[EXERCISE]
Leave out the pictures and transcribe everything else exactly.

[EXERCISE INPUT]
* begin *
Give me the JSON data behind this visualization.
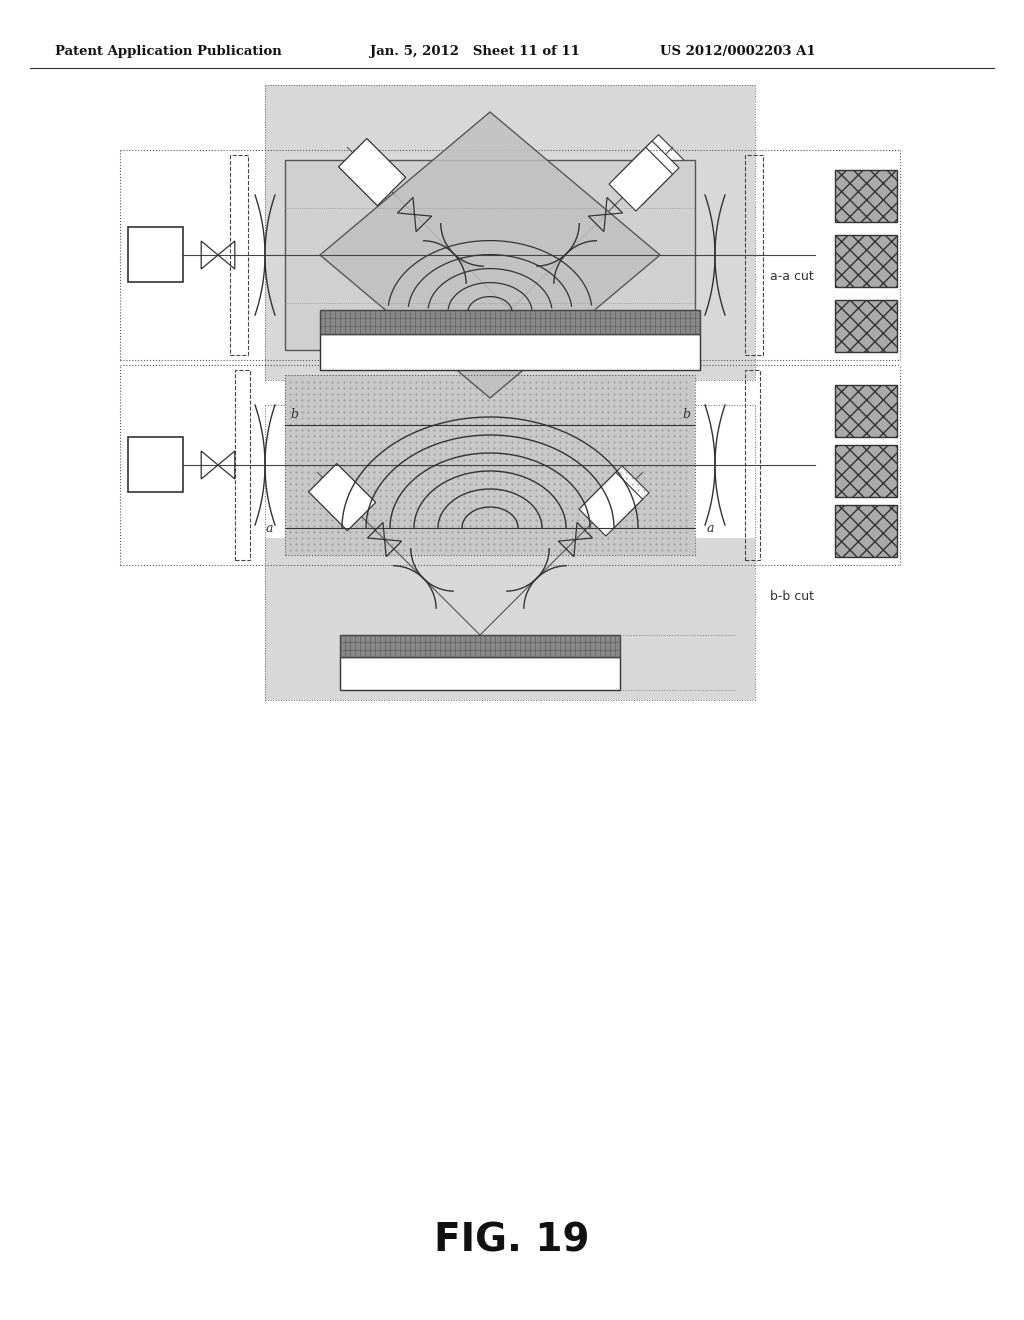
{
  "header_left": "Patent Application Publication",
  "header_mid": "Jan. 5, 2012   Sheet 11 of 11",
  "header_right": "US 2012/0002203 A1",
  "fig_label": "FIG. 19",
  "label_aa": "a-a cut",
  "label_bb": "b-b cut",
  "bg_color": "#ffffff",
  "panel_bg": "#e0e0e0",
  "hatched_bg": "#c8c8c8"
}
* end *
[RESULT FOR THIS TASK]
Give me the JSON data behind this visualization.
{
  "header_left": "Patent Application Publication",
  "header_mid": "Jan. 5, 2012   Sheet 11 of 11",
  "header_right": "US 2012/0002203 A1",
  "fig_label": "FIG. 19",
  "label_aa": "a-a cut",
  "label_bb": "b-b cut",
  "bg_color": "#ffffff",
  "panel_bg": "#e0e0e0",
  "hatched_bg": "#c8c8c8"
}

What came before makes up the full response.